[START OF Data excerpts]

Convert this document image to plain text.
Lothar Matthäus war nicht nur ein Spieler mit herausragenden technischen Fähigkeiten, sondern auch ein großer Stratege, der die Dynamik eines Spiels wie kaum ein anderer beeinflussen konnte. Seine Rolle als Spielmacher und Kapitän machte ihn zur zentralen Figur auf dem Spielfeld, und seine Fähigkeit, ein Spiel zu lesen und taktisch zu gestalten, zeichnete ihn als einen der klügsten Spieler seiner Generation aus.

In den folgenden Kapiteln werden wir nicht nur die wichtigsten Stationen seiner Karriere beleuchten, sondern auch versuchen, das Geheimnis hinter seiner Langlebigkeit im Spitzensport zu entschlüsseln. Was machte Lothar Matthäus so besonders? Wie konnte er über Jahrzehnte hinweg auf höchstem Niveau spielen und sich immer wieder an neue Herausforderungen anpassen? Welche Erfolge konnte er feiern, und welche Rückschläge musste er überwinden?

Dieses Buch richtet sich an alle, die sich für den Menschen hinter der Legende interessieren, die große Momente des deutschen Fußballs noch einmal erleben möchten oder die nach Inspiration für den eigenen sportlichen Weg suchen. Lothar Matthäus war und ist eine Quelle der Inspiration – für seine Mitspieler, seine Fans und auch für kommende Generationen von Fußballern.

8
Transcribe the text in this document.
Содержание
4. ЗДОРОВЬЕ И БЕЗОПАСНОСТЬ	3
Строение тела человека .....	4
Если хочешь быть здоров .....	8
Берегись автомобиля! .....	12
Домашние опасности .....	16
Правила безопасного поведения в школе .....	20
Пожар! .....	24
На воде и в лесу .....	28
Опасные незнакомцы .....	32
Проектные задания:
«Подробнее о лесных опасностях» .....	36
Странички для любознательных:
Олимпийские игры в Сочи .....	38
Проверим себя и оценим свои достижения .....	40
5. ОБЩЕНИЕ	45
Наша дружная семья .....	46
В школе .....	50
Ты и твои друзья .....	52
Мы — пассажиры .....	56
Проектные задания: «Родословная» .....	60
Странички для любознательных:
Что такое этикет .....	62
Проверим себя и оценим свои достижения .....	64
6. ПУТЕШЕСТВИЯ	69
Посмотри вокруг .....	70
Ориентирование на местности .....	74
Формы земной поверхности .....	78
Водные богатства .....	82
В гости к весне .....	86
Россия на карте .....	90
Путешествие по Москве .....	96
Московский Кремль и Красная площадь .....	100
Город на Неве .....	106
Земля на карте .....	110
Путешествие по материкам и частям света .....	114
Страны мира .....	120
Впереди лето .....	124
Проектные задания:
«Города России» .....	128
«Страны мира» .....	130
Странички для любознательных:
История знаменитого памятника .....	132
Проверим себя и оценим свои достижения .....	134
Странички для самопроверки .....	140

[END OF Data excerpts]

Problem to work on >>
Each line of the material above must be retyped precisely.

Exercise response >>
Convert this document image to plain text.
Lothar Matthäus war nicht nur ein Spieler mit herausragenden technischen Fähigkeiten, sondern auch ein großer Stratege, der die Dynamik eines Spiels wie kaum ein anderer beeinflussen konnte. Seine Rolle als Spielmacher und Kapitän machte ihn zur zentralen Figur auf dem Spielfeld, und seine Fähigkeit, ein Spiel zu lesen und taktisch zu gestalten, zeichnete ihn als einen der klügsten Spieler seiner Generation aus.

In den folgenden Kapiteln werden wir nicht nur die wichtigsten Stationen seiner Karriere beleuchten, sondern auch versuchen, das Geheimnis hinter seiner Langlebigkeit im Spitzensport zu entschlüsseln. Was machte Lothar Matthäus so besonders? Wie konnte er über Jahrzehnte hinweg auf höchstem Niveau spielen und sich immer wieder an neue Herausforderungen anpassen? Welche Erfolge konnte er feiern, und welche Rückschläge musste er überwinden?

Dieses Buch richtet sich an alle, die sich für den Menschen hinter der Legende interessieren, die große Momente des deutschen Fußballs noch einmal erleben möchten oder die nach Inspiration für den eigenen sportlichen Weg suchen. Lothar Matthäus war und ist eine Quelle der Inspiration – für seine Mitspieler, seine Fans und auch für kommende Generationen von Fußballern.

8
Transcribe the text in this document.
Содержание
4. ЗДОРОВЬЕ И БЕЗОПАСНОСТЬ	3
Строение тела человека .....	4
Если хочешь быть здоров .....	8
Берегись автомобиля! .....	12
Домашние опасности .....	16
Правила безопасного поведения в школе .....	20
Пожар! .....	24
На воде и в лесу .....	28
Опасные незнакомцы .....	32
Проектные задания:
«Подробнее о лесных опасностях» .....	36
Странички для любознательных:
Олимпийские игры в Сочи .....	38
Проверим себя и оценим свои достижения .....	40
5. ОБЩЕНИЕ	45
Наша дружная семья .....	46
В школе .....	50
Ты и твои друзья .....	52
Мы — пассажиры .....	56
Проектные задания: «Родословная» .....	60
Странички для любознательных:
Что такое этикет .....	62
Проверим себя и оценим свои достижения .....	64
6. ПУТЕШЕСТВИЯ	69
Посмотри вокруг .....	70
Ориентирование на местности .....	74
Формы земной поверхности .....	78
Водные богатства .....	82
В гости к весне .....	86
Россия на карте .....	90
Путешествие по Москве .....	96
Московский Кремль и Красная площадь .....	100
Город на Неве .....	106
Земля на карте .....	110
Путешествие по материкам и частям света .....	114
Страны мира .....	120
Впереди лето .....	124
Проектные задания:
«Города России» .....	128
«Страны мира» .....	130
Странички для любознательных:
История знаменитого памятника .....	132
Проверим себя и оценим свои достижения .....	134
Странички для самопроверки .....	140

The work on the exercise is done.